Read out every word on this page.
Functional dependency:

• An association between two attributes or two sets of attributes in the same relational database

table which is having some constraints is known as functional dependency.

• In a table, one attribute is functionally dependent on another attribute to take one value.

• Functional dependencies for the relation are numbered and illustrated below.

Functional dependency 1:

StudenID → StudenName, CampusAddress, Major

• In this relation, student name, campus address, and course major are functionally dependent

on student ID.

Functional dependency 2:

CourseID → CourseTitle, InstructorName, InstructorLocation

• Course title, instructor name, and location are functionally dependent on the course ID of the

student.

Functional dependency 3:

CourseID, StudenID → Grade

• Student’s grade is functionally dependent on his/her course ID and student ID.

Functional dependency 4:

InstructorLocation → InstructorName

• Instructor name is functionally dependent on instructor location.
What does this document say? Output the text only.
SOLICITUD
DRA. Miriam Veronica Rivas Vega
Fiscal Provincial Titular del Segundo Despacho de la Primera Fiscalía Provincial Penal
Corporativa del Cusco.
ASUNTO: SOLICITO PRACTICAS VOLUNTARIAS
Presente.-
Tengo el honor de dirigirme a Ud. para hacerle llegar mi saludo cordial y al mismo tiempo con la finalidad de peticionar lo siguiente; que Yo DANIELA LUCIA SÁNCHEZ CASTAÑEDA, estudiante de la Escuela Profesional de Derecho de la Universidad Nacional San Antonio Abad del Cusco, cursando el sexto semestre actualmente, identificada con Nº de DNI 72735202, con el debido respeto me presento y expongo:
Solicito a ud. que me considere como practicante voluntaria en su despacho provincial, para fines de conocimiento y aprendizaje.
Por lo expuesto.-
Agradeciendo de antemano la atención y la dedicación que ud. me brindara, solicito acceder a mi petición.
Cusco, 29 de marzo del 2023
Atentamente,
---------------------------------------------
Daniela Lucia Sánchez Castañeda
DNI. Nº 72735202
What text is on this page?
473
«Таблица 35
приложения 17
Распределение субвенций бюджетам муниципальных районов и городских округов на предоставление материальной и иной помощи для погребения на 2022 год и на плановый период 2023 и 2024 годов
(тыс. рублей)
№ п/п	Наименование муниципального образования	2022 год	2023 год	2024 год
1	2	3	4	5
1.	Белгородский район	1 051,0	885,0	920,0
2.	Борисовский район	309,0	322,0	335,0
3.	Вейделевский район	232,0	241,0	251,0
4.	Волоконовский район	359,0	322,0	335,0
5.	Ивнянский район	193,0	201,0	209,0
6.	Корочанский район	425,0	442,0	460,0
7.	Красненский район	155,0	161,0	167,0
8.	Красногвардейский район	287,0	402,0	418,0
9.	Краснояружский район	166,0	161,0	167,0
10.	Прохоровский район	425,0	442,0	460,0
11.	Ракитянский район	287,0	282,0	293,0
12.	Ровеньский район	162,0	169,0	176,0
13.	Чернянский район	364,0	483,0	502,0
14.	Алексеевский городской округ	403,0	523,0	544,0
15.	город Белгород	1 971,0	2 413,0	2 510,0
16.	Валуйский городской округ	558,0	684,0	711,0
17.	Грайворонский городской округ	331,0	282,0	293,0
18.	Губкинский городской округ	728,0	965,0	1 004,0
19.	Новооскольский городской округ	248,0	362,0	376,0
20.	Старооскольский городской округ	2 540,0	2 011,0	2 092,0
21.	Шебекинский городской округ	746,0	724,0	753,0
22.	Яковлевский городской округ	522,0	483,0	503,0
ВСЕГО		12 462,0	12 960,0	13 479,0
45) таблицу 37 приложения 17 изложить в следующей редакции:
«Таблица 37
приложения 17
# # # # # # #
== What to work on ==
What is the number of lines in this listing that contain the word "dependency"? Answer with that number and nothing else.

== Answer below ==
6